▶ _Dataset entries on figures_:
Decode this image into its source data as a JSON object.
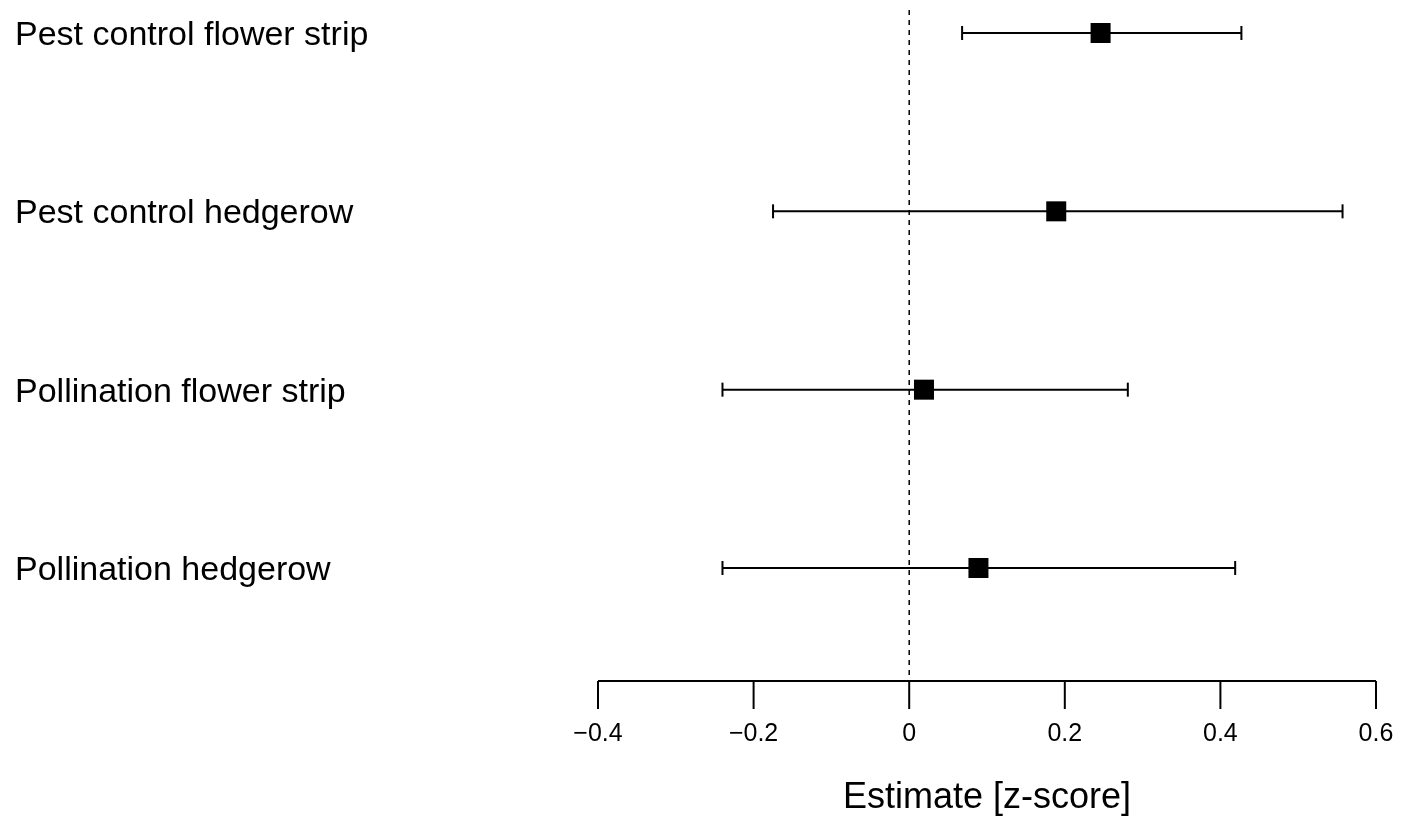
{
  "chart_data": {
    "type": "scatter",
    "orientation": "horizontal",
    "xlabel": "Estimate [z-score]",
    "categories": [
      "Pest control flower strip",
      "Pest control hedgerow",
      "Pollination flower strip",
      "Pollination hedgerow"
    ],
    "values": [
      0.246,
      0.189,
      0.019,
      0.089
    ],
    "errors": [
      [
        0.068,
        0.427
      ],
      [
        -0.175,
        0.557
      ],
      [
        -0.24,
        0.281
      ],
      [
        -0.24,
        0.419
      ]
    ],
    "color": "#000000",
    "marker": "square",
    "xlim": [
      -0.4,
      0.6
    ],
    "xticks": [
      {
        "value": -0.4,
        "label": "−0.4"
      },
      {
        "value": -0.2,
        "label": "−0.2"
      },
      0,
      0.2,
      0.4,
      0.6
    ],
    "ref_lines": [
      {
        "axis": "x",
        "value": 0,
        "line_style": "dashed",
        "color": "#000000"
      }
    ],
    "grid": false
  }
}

▶ _The request_:
Transcribe every entry word for word, but omit the pictures.

▶ _Task result_:
Decode this image into its source data as a JSON object.
{
  "chart_data": {
    "type": "scatter",
    "orientation": "horizontal",
    "xlabel": "Estimate [z-score]",
    "categories": [
      "Pest control flower strip",
      "Pest control hedgerow",
      "Pollination flower strip",
      "Pollination hedgerow"
    ],
    "values": [
      0.246,
      0.189,
      0.019,
      0.089
    ],
    "errors": [
      [
        0.068,
        0.427
      ],
      [
        -0.175,
        0.557
      ],
      [
        -0.24,
        0.281
      ],
      [
        -0.24,
        0.419
      ]
    ],
    "color": "#000000",
    "marker": "square",
    "xlim": [
      -0.4,
      0.6
    ],
    "xticks": [
      {
        "value": -0.4,
        "label": "−0.4"
      },
      {
        "value": -0.2,
        "label": "−0.2"
      },
      0,
      0.2,
      0.4,
      0.6
    ],
    "ref_lines": [
      {
        "axis": "x",
        "value": 0,
        "line_style": "dashed",
        "color": "#000000"
      }
    ],
    "grid": false
  }
}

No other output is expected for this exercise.